(MATERIAL PROVIDED)
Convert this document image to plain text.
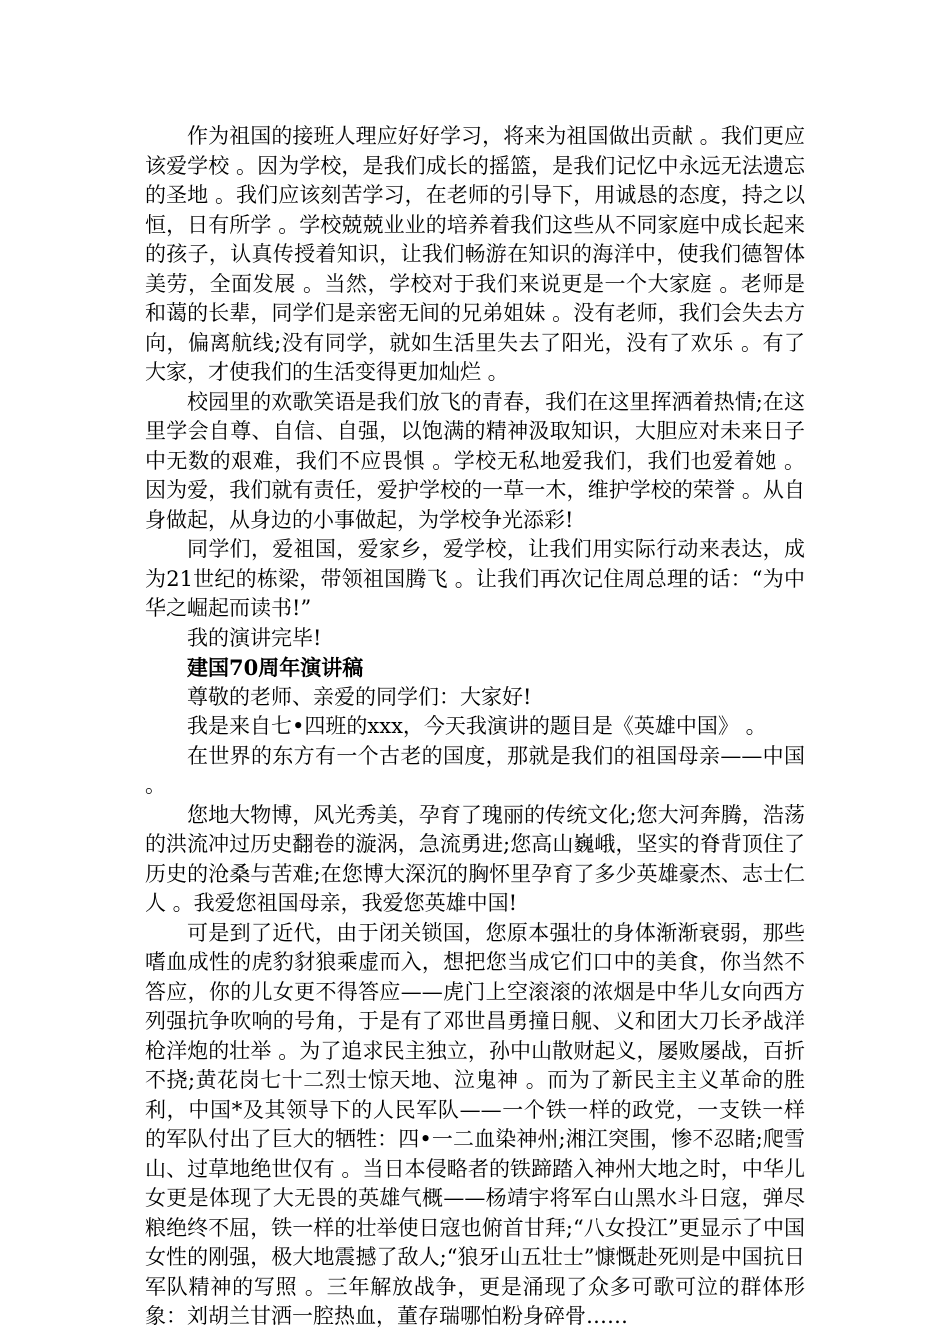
作为祖国的接班人理应好好学习，将来为祖国做出贡献 。我们更应该爱学校 。因为学校，是我们成长的摇篮，是我们记忆中永远无法遗忘的圣地 。我们应该刻苦学习，在老师的引导下，用诚恳的态度，持之以恒，日有所学 。学校兢兢业业的培养着我们这些从不同家庭中成长起来的孩子，认真传授着知识，让我们畅游在知识的海洋中，使我们德智体美劳，全面发展 。当然，学校对于我们来说更是一个大家庭 。老师是和蔼的长辈，同学们是亲密无间的兄弟姐妹 。没有老师，我们会失去方向，偏离航线;没有同学，就如生活里失去了阳光，没有了欢乐 。有了大家，才使我们的生活变得更加灿烂 。

校园里的欢歌笑语是我们放飞的青春，我们在这里挥洒着热情;在这里学会自尊、自信、自强，以饱满的精神汲取知识，大胆应对未来日子中无数的艰难，我们不应畏惧 。学校无私地爱我们，我们也爱着她 。因为爱，我们就有责任，爱护学校的一草一木，维护学校的荣誉 。从自身做起，从身边的小事做起，为学校争光添彩!

同学们，爱祖国，爱家乡，爱学校，让我们用实际行动来表达，成为21世纪的栋梁，带领祖国腾飞 。让我们再次记住周总理的话：“为中华之崛起而读书!”

我的演讲完毕!

建国70周年演讲稿

尊敬的老师、亲爱的同学们：大家好!

我是来自七•四班的xxx，今天我演讲的题目是《英雄中国》 。

在世界的东方有一个古老的国度，那就是我们的祖国母亲——中国 。

您地大物博，风光秀美，孕育了瑰丽的传统文化;您大河奔腾，浩荡的洪流冲过历史翻卷的漩涡，急流勇进;您高山巍峨，坚实的脊背顶住了历史的沧桑与苦难;在您博大深沉的胸怀里孕育了多少英雄豪杰、志士仁人 。我爱您祖国母亲，我爱您英雄中国!

可是到了近代，由于闭关锁国，您原本强壮的身体渐渐衰弱，那些嗜血成性的虎豹豺狼乘虚而入，想把您当成它们口中的美食，你当然不答应，你的儿女更不得答应——虎门上空滚滚的浓烟是中华儿女向西方列强抗争吹响的号角，于是有了邓世昌勇撞日舰、义和团大刀长矛战洋枪洋炮的壮举 。为了追求民主独立，孙中山散财起义，屡败屡战，百折不挠;黄花岗七十二烈士惊天地、泣鬼神 。而为了新民主主义革命的胜利，中国*及其领导下的人民军队——一个铁一样的政党，一支铁一样的军队付出了巨大的牺牲：四•一二血染神州;湘江突围，惨不忍睹;爬雪山、过草地绝世仅有 。当日本侵略者的铁蹄踏入神州大地之时，中华儿女更是体现了大无畏的英雄气概——杨靖宇将军白山黑水斗日寇，弹尽粮绝终不屈，铁一样的壮举使日寇也俯首甘拜;“八女投江”更显示了中国女性的刚强，极大地震撼了敌人;“狼牙山五壮士”慷慨赴死则是中国抗日军队精神的写照 。三年解放战争，更是涌现了众多可歌可泣的群体形象：刘胡兰甘洒一腔热血，董存瑞哪怕粉身碎骨……
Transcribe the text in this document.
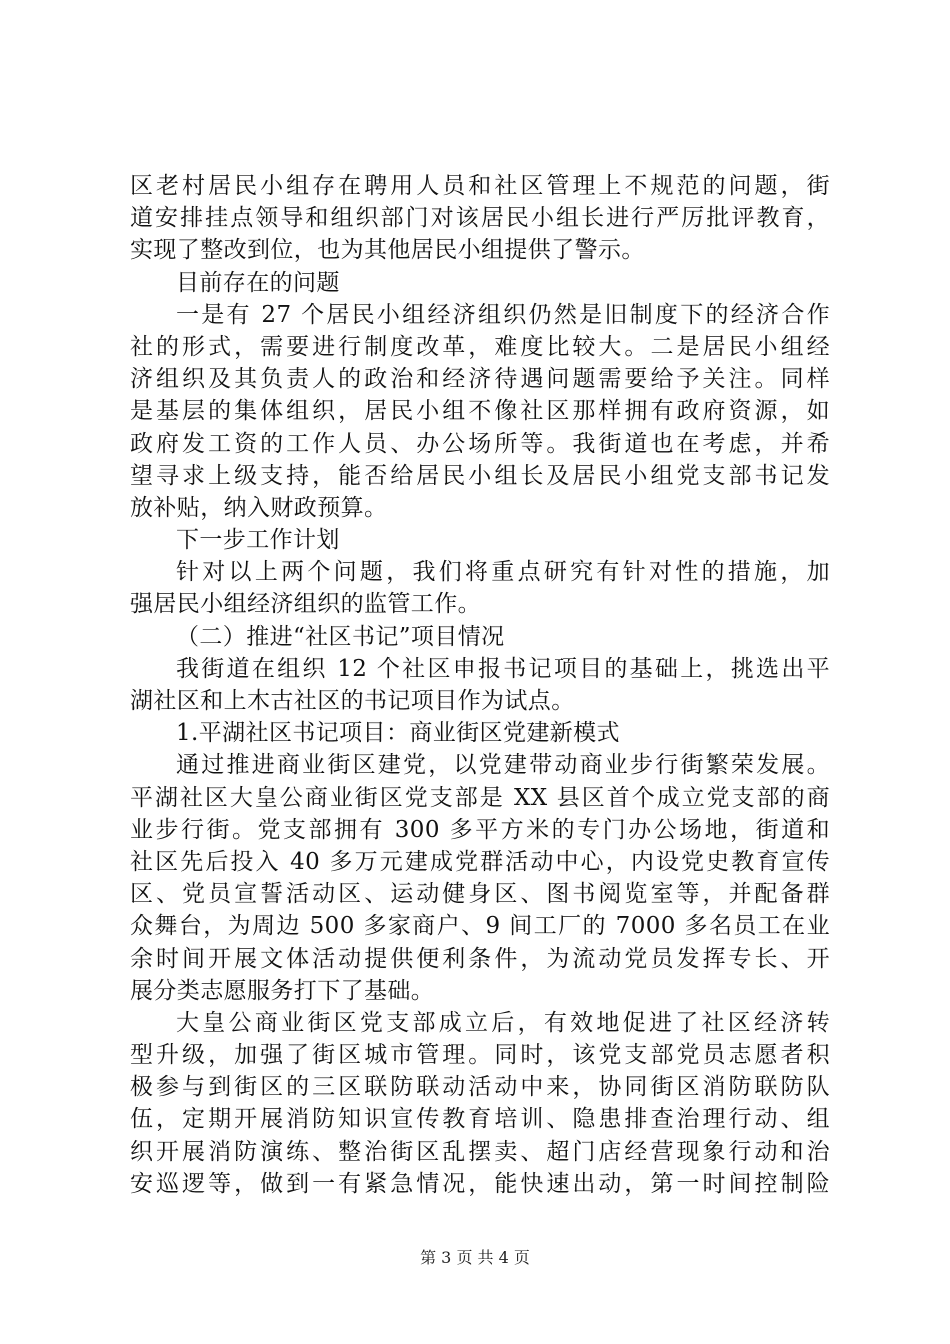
区老村居民小组存在聘用人员和社区管理上不规范的问题，街
道安排挂点领导和组织部门对该居民小组长进行严厉批评教育，
实现了整改到位，也为其他居民小组提供了警示。
目前存在的问题
一是有 27 个居民小组经济组织仍然是旧制度下的经济合作
社的形式，需要进行制度改革，难度比较大。二是居民小组经
济组织及其负责人的政治和经济待遇问题需要给予关注。同样
是基层的集体组织，居民小组不像社区那样拥有政府资源，如
政府发工资的工作人员、办公场所等。我街道也在考虑，并希
望寻求上级支持，能否给居民小组长及居民小组党支部书记发
放补贴，纳入财政预算。
下一步工作计划
针对以上两个问题，我们将重点研究有针对性的措施，加
强居民小组经济组织的监管工作。
（二）推进“社区书记”项目情况
我街道在组织 12 个社区申报书记项目的基础上，挑选出平
湖社区和上木古社区的书记项目作为试点。
1.平湖社区书记项目：商业街区党建新模式
通过推进商业街区建党，以党建带动商业步行街繁荣发展。
平湖社区大皇公商业街区党支部是 XX 县区首个成立党支部的商
业步行街。党支部拥有 300 多平方米的专门办公场地，街道和
社区先后投入 40 多万元建成党群活动中心，内设党史教育宣传
区、党员宣誓活动区、运动健身区、图书阅览室等，并配备群
众舞台，为周边 500 多家商户、9 间工厂的 7000 多名员工在业
余时间开展文体活动提供便利条件，为流动党员发挥专长、开
展分类志愿服务打下了基础。
大皇公商业街区党支部成立后，有效地促进了社区经济转
型升级，加强了街区城市管理。同时，该党支部党员志愿者积
极参与到街区的三区联防联动活动中来，协同街区消防联防队
伍，定期开展消防知识宣传教育培训、隐患排查治理行动、组
织开展消防演练、整治街区乱摆卖、超门店经营现象行动和治
安巡逻等，做到一有紧急情况，能快速出动，第一时间控制险
第 3 页 共 4 页
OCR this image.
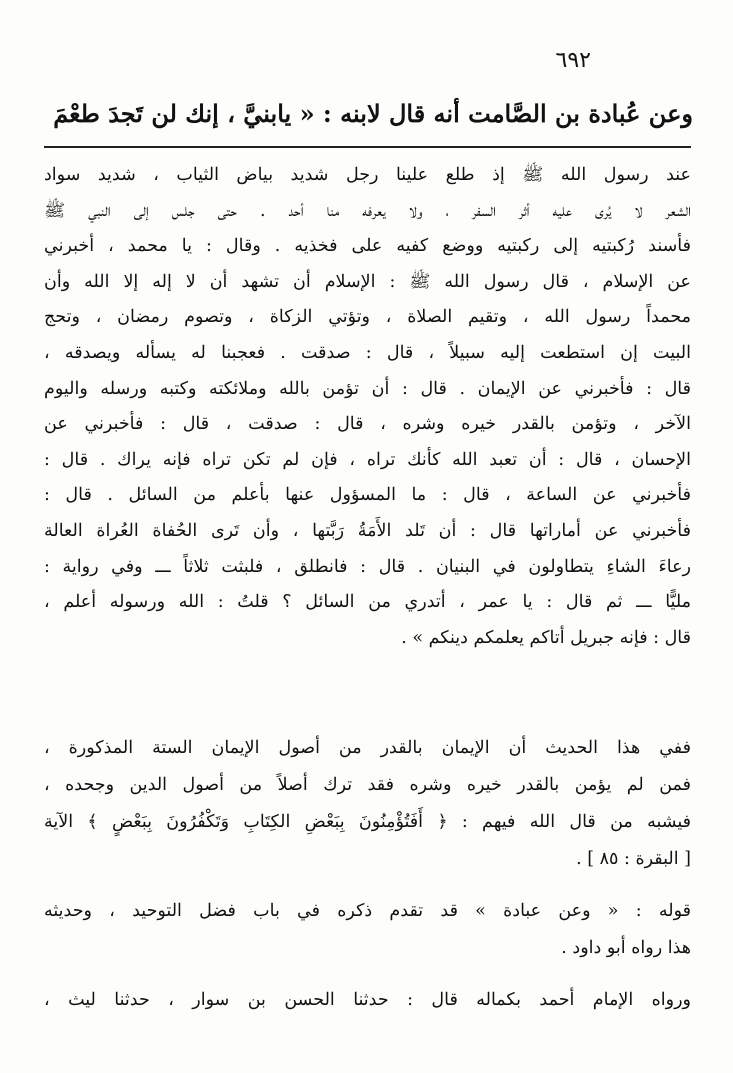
٦٩٢
وعن عُبادة بن الصَّامت أنه قال لابنه : « يابنيَّ ، إنك لن تَجدَ طعْمَ
عند رسول الله ﷺ إذ طلع علينا رجل شديد بياض الثياب ، شديد سواد
الشعر لا يُرى عليه أثر السفر ، ولا يعرفه منا أحد . حتى جلس إلى النبي ﷺ
فأسند رُكبتيه إلى ركبتيه ووضع كفيه على فخذيه . وقال : يا محمد ، أخبرني
عن الإسلام ، قال رسول الله ﷺ : الإسلام أن تشهد أن لا إله إلا الله وأن
محمداً رسول الله ، وتقيم الصلاة ، وتؤتي الزكاة ، وتصوم رمضان ، وتحج
البيت إن استطعت إليه سبيلاً ، قال : صدقت . فعجبنا له يسأله ويصدقه ،
قال : فأخبرني عن الإيمان . قال : أن تؤمن بالله وملائكته وكتبه ورسله واليوم
الآخر ، وتؤمن بالقدر خيره وشره ، قال : صدقت ، قال : فأخبرني عن
الإحسان ، قال : أن تعبد الله كأنك تراه ، فإن لم تكن تراه فإنه يراك . قال :
فأخبرني عن الساعة ، قال : ما المسؤول عنها بأعلم من السائل . قال :
فأخبرني عن أماراتها قال : أن تَلد الأَمَةُ رَبَّتها ، وأن تَرى الحُفاة العُراة العالة
رعاءَ الشاءِ يتطاولون في البنيان . قال : فانطلق ، فلبثت ثلاثاً ـــ وفي رواية :
مليًّا ـــ ثم قال : يا عمر ، أتدري من السائل ؟ قلتُ : الله ورسوله أعلم ،
قال : فإنه جبريل أتاكم يعلمكم دينكم » .
ففي هذا الحديث أن الإيمان بالقدر من أصول الإيمان الستة المذكورة ،
فمن لم يؤمن بالقدر خيره وشره فقد ترك أصلاً من أصول الدين وجحده ،
فيشبه من قال الله فيهم : ﴿ أَفَتُؤْمِنُونَ بِبَعْضِ الكِتَابِ وَتَكْفُرُونَ بِبَعْضٍ ﴾ الآية
[ البقرة : ٨٥ ] .
قوله : « وعن عبادة » قد تقدم ذكره في باب فضل التوحيد ، وحديثه
هذا رواه أبو داود .
ورواه الإمام أحمد بكماله قال : حدثنا الحسن بن سوار ، حدثنا ليث ،
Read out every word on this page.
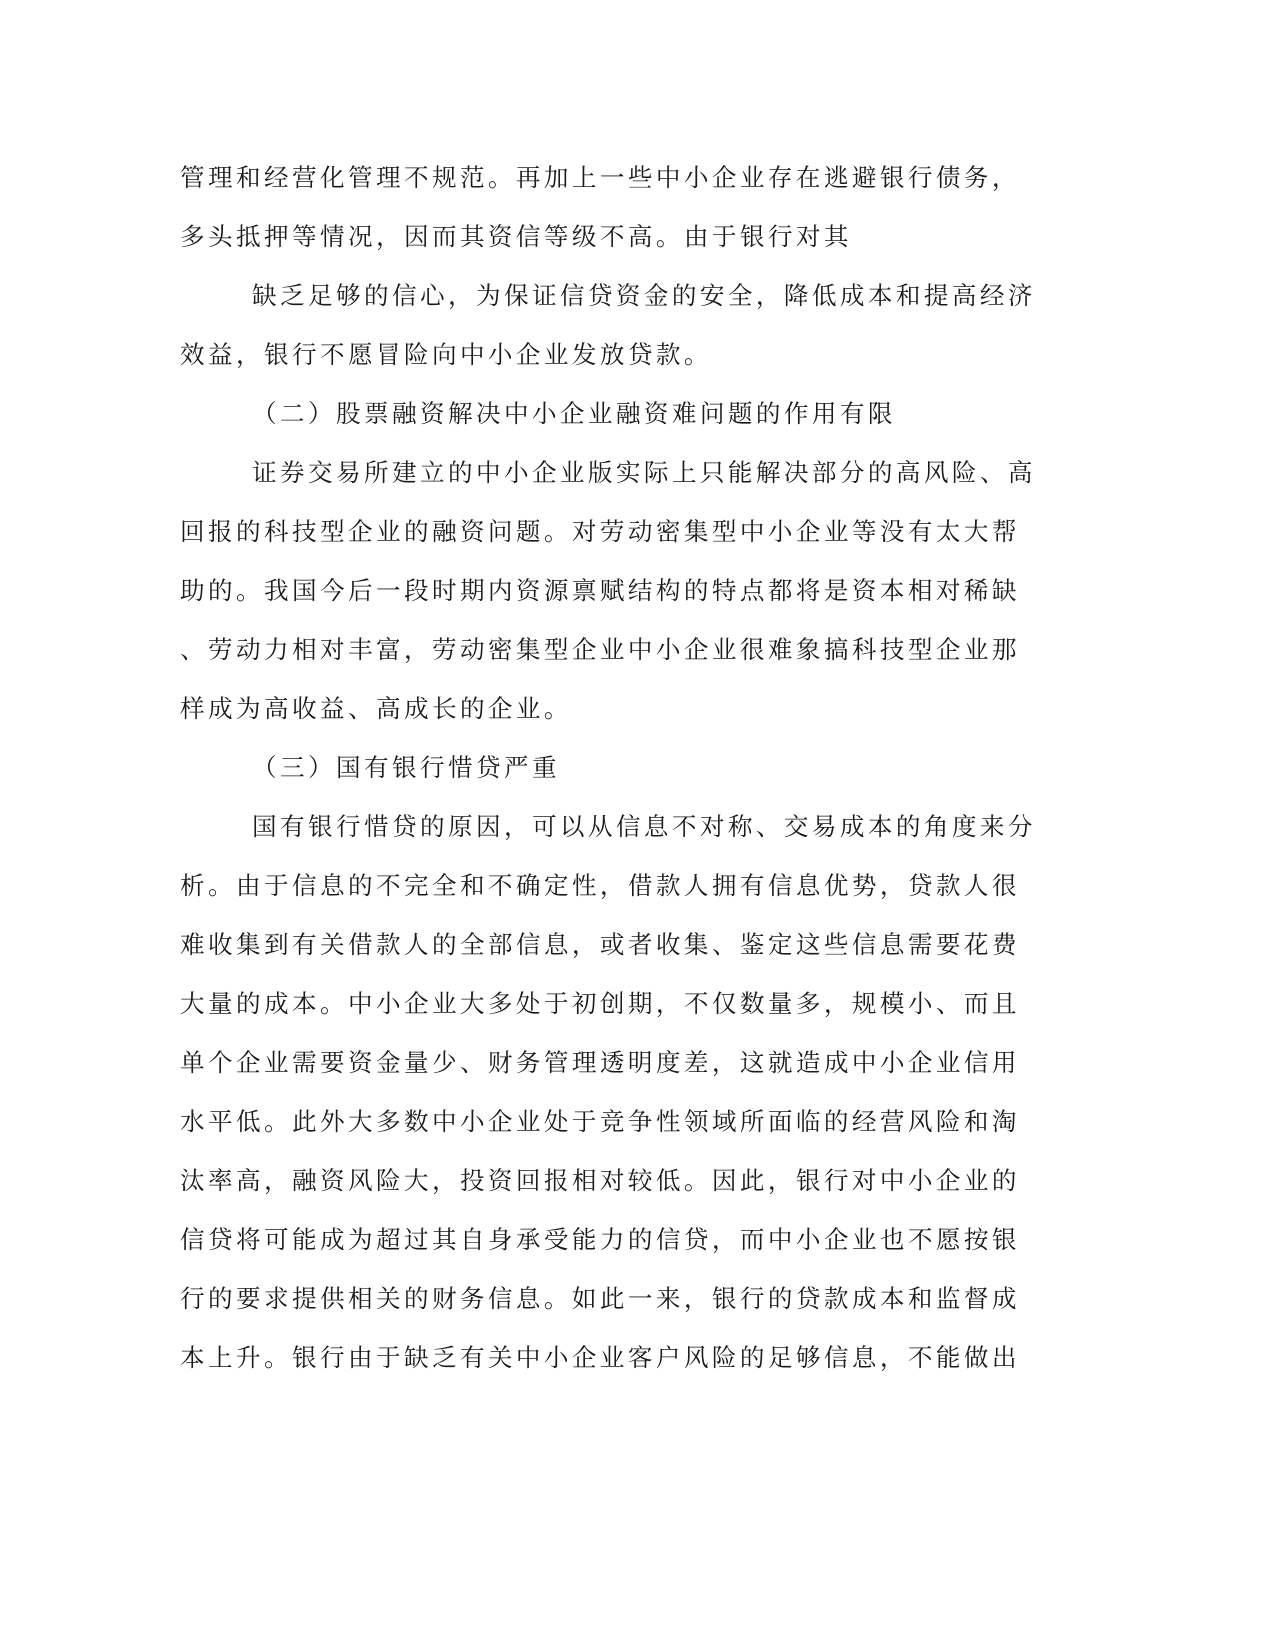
管理和经营化管理不规范。再加上一些中小企业存在逃避银行债务，
多头抵押等情况，因而其资信等级不高。由于银行对其
缺乏足够的信心，为保证信贷资金的安全，降低成本和提高经济
效益，银行不愿冒险向中小企业发放贷款。
（二）股票融资解决中小企业融资难问题的作用有限
证券交易所建立的中小企业版实际上只能解决部分的高风险、高
回报的科技型企业的融资问题。对劳动密集型中小企业等没有太大帮
助的。我国今后一段时期内资源禀赋结构的特点都将是资本相对稀缺
、劳动力相对丰富，劳动密集型企业中小企业很难象搞科技型企业那
样成为高收益、高成长的企业。
（三）国有银行惜贷严重
国有银行惜贷的原因，可以从信息不对称、交易成本的角度来分
析。由于信息的不完全和不确定性，借款人拥有信息优势，贷款人很
难收集到有关借款人的全部信息，或者收集、鉴定这些信息需要花费
大量的成本。中小企业大多处于初创期，不仅数量多，规模小、而且
单个企业需要资金量少、财务管理透明度差，这就造成中小企业信用
水平低。此外大多数中小企业处于竞争性领域所面临的经营风险和淘
汰率高，融资风险大，投资回报相对较低。因此，银行对中小企业的
信贷将可能成为超过其自身承受能力的信贷，而中小企业也不愿按银
行的要求提供相关的财务信息。如此一来，银行的贷款成本和监督成
本上升。银行由于缺乏有关中小企业客户风险的足够信息，不能做出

(TASK TO CARRY OUT) Each line in the listing above that contains "text" should be copied.

(EXERCISE RESULT)
Convert this document image to plain text.
Transcribe the text in this document.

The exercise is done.